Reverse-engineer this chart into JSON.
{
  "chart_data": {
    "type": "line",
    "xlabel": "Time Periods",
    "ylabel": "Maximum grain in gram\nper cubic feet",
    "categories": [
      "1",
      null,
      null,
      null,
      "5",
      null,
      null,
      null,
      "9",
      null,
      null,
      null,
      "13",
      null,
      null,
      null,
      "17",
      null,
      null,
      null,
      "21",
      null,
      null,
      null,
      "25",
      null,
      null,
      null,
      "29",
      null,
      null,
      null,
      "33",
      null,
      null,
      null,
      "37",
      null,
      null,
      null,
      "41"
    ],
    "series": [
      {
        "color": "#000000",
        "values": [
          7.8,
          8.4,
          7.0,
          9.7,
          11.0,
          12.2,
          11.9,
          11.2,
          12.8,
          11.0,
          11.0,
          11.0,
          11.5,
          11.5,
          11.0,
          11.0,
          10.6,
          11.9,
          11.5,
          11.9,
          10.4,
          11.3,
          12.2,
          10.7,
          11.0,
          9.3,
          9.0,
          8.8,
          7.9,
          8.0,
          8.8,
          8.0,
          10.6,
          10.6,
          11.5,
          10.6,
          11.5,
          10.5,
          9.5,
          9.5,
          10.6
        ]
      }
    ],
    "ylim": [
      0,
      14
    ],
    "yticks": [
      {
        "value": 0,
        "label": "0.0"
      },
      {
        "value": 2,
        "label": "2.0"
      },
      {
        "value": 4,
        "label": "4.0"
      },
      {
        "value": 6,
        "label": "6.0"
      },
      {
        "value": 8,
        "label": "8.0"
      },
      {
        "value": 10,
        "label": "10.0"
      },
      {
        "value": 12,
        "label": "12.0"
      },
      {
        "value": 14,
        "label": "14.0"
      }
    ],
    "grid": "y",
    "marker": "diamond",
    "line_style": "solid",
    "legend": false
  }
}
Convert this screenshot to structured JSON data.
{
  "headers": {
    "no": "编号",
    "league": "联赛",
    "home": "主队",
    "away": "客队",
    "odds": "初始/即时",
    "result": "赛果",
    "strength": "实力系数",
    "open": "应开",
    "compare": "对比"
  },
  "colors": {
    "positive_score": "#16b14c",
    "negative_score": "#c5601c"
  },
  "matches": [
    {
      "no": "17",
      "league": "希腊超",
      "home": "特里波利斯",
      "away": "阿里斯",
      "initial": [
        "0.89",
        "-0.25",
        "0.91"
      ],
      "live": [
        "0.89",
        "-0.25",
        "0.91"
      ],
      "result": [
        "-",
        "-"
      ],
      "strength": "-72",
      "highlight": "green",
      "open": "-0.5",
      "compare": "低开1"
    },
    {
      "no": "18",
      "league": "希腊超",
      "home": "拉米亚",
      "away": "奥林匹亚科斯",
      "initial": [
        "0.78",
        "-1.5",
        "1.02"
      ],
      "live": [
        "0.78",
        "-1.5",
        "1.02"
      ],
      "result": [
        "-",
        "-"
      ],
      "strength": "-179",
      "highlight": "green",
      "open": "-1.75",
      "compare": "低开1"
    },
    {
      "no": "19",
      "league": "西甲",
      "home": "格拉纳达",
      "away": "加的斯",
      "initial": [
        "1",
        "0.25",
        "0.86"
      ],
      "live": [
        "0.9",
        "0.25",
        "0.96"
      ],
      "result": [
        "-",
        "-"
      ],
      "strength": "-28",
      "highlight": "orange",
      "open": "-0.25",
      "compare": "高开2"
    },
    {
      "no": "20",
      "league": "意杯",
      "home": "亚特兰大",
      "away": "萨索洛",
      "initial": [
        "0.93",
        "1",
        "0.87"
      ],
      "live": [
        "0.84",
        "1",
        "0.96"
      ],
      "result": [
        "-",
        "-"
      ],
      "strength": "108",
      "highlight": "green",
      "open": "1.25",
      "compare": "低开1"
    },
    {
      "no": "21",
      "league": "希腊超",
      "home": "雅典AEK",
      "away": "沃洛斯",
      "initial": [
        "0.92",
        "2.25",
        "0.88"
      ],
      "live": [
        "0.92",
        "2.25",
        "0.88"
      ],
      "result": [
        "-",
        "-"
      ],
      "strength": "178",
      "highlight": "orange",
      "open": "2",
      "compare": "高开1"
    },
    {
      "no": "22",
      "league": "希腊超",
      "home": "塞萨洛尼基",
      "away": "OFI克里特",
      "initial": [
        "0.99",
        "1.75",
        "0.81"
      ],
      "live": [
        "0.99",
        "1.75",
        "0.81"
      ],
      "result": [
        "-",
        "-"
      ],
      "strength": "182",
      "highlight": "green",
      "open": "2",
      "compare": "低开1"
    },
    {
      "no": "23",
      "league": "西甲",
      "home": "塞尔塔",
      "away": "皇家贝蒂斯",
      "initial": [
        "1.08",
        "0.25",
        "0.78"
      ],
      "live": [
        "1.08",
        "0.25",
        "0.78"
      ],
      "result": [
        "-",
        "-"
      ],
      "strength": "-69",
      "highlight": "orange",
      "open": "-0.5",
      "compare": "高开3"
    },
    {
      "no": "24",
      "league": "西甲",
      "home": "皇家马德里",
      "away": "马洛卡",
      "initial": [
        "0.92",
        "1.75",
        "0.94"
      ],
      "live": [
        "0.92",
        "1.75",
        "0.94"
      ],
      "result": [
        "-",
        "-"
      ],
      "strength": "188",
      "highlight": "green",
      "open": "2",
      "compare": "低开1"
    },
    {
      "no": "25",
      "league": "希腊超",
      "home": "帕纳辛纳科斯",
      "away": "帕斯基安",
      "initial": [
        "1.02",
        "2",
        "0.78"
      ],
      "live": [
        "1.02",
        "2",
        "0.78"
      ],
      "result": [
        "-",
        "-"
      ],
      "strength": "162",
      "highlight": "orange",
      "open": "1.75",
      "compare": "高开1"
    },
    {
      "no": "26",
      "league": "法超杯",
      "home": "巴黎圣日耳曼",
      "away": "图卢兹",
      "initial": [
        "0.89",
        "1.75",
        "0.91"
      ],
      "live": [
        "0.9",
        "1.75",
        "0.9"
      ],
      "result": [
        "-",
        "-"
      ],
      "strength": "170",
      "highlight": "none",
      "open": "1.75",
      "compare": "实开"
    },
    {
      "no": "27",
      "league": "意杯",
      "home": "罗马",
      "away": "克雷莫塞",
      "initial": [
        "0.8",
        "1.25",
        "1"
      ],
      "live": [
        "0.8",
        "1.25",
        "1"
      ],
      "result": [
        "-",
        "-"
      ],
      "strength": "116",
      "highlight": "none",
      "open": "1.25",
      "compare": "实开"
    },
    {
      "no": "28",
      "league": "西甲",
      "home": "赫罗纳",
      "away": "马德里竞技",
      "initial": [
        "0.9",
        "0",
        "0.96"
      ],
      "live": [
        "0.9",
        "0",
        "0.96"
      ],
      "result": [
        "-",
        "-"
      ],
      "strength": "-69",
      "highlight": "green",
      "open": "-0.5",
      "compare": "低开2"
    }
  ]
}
========================================================================
TASK GOAL>
Extract the data in full. Keep it word for word.

OUTPUT OF THE EXERCISE>
Reverse-engineer this chart into JSON.
{
  "chart_data": {
    "type": "line",
    "xlabel": "Time Periods",
    "ylabel": "Maximum grain in gram\nper cubic feet",
    "categories": [
      "1",
      null,
      null,
      null,
      "5",
      null,
      null,
      null,
      "9",
      null,
      null,
      null,
      "13",
      null,
      null,
      null,
      "17",
      null,
      null,
      null,
      "21",
      null,
      null,
      null,
      "25",
      null,
      null,
      null,
      "29",
      null,
      null,
      null,
      "33",
      null,
      null,
      null,
      "37",
      null,
      null,
      null,
      "41"
    ],
    "series": [
      {
        "color": "#000000",
        "values": [
          7.8,
          8.4,
          7.0,
          9.7,
          11.0,
          12.2,
          11.9,
          11.2,
          12.8,
          11.0,
          11.0,
          11.0,
          11.5,
          11.5,
          11.0,
          11.0,
          10.6,
          11.9,
          11.5,
          11.9,
          10.4,
          11.3,
          12.2,
          10.7,
          11.0,
          9.3,
          9.0,
          8.8,
          7.9,
          8.0,
          8.8,
          8.0,
          10.6,
          10.6,
          11.5,
          10.6,
          11.5,
          10.5,
          9.5,
          9.5,
          10.6
        ]
      }
    ],
    "ylim": [
      0,
      14
    ],
    "yticks": [
      {
        "value": 0,
        "label": "0.0"
      },
      {
        "value": 2,
        "label": "2.0"
      },
      {
        "value": 4,
        "label": "4.0"
      },
      {
        "value": 6,
        "label": "6.0"
      },
      {
        "value": 8,
        "label": "8.0"
      },
      {
        "value": 10,
        "label": "10.0"
      },
      {
        "value": 12,
        "label": "12.0"
      },
      {
        "value": 14,
        "label": "14.0"
      }
    ],
    "grid": "y",
    "marker": "diamond",
    "line_style": "solid",
    "legend": false
  }
}
Convert this screenshot to structured JSON data.
{
  "headers": {
    "no": "编号",
    "league": "联赛",
    "home": "主队",
    "away": "客队",
    "odds": "初始/即时",
    "result": "赛果",
    "strength": "实力系数",
    "open": "应开",
    "compare": "对比"
  },
  "colors": {
    "positive_score": "#16b14c",
    "negative_score": "#c5601c"
  },
  "matches": [
    {
      "no": "17",
      "league": "希腊超",
      "home": "特里波利斯",
      "away": "阿里斯",
      "initial": [
        "0.89",
        "-0.25",
        "0.91"
      ],
      "live": [
        "0.89",
        "-0.25",
        "0.91"
      ],
      "result": [
        "-",
        "-"
      ],
      "strength": "-72",
      "highlight": "green",
      "open": "-0.5",
      "compare": "低开1"
    },
    {
      "no": "18",
      "league": "希腊超",
      "home": "拉米亚",
      "away": "奥林匹亚科斯",
      "initial": [
        "0.78",
        "-1.5",
        "1.02"
      ],
      "live": [
        "0.78",
        "-1.5",
        "1.02"
      ],
      "result": [
        "-",
        "-"
      ],
      "strength": "-179",
      "highlight": "green",
      "open": "-1.75",
      "compare": "低开1"
    },
    {
      "no": "19",
      "league": "西甲",
      "home": "格拉纳达",
      "away": "加的斯",
      "initial": [
        "1",
        "0.25",
        "0.86"
      ],
      "live": [
        "0.9",
        "0.25",
        "0.96"
      ],
      "result": [
        "-",
        "-"
      ],
      "strength": "-28",
      "highlight": "orange",
      "open": "-0.25",
      "compare": "高开2"
    },
    {
      "no": "20",
      "league": "意杯",
      "home": "亚特兰大",
      "away": "萨索洛",
      "initial": [
        "0.93",
        "1",
        "0.87"
      ],
      "live": [
        "0.84",
        "1",
        "0.96"
      ],
      "result": [
        "-",
        "-"
      ],
      "strength": "108",
      "highlight": "green",
      "open": "1.25",
      "compare": "低开1"
    },
    {
      "no": "21",
      "league": "希腊超",
      "home": "雅典AEK",
      "away": "沃洛斯",
      "initial": [
        "0.92",
        "2.25",
        "0.88"
      ],
      "live": [
        "0.92",
        "2.25",
        "0.88"
      ],
      "result": [
        "-",
        "-"
      ],
      "strength": "178",
      "highlight": "orange",
      "open": "2",
      "compare": "高开1"
    },
    {
      "no": "22",
      "league": "希腊超",
      "home": "塞萨洛尼基",
      "away": "OFI克里特",
      "initial": [
        "0.99",
        "1.75",
        "0.81"
      ],
      "live": [
        "0.99",
        "1.75",
        "0.81"
      ],
      "result": [
        "-",
        "-"
      ],
      "strength": "182",
      "highlight": "green",
      "open": "2",
      "compare": "低开1"
    },
    {
      "no": "23",
      "league": "西甲",
      "home": "塞尔塔",
      "away": "皇家贝蒂斯",
      "initial": [
        "1.08",
        "0.25",
        "0.78"
      ],
      "live": [
        "1.08",
        "0.25",
        "0.78"
      ],
      "result": [
        "-",
        "-"
      ],
      "strength": "-69",
      "highlight": "orange",
      "open": "-0.5",
      "compare": "高开3"
    },
    {
      "no": "24",
      "league": "西甲",
      "home": "皇家马德里",
      "away": "马洛卡",
      "initial": [
        "0.92",
        "1.75",
        "0.94"
      ],
      "live": [
        "0.92",
        "1.75",
        "0.94"
      ],
      "result": [
        "-",
        "-"
      ],
      "strength": "188",
      "highlight": "green",
      "open": "2",
      "compare": "低开1"
    },
    {
      "no": "25",
      "league": "希腊超",
      "home": "帕纳辛纳科斯",
      "away": "帕斯基安",
      "initial": [
        "1.02",
        "2",
        "0.78"
      ],
      "live": [
        "1.02",
        "2",
        "0.78"
      ],
      "result": [
        "-",
        "-"
      ],
      "strength": "162",
      "highlight": "orange",
      "open": "1.75",
      "compare": "高开1"
    },
    {
      "no": "26",
      "league": "法超杯",
      "home": "巴黎圣日耳曼",
      "away": "图卢兹",
      "initial": [
        "0.89",
        "1.75",
        "0.91"
      ],
      "live": [
        "0.9",
        "1.75",
        "0.9"
      ],
      "result": [
        "-",
        "-"
      ],
      "strength": "170",
      "highlight": "none",
      "open": "1.75",
      "compare": "实开"
    },
    {
      "no": "27",
      "league": "意杯",
      "home": "罗马",
      "away": "克雷莫塞",
      "initial": [
        "0.8",
        "1.25",
        "1"
      ],
      "live": [
        "0.8",
        "1.25",
        "1"
      ],
      "result": [
        "-",
        "-"
      ],
      "strength": "116",
      "highlight": "none",
      "open": "1.25",
      "compare": "实开"
    },
    {
      "no": "28",
      "league": "西甲",
      "home": "赫罗纳",
      "away": "马德里竞技",
      "initial": [
        "0.9",
        "0",
        "0.96"
      ],
      "live": [
        "0.9",
        "0",
        "0.96"
      ],
      "result": [
        "-",
        "-"
      ],
      "strength": "-69",
      "highlight": "green",
      "open": "-0.5",
      "compare": "低开2"
    }
  ]
}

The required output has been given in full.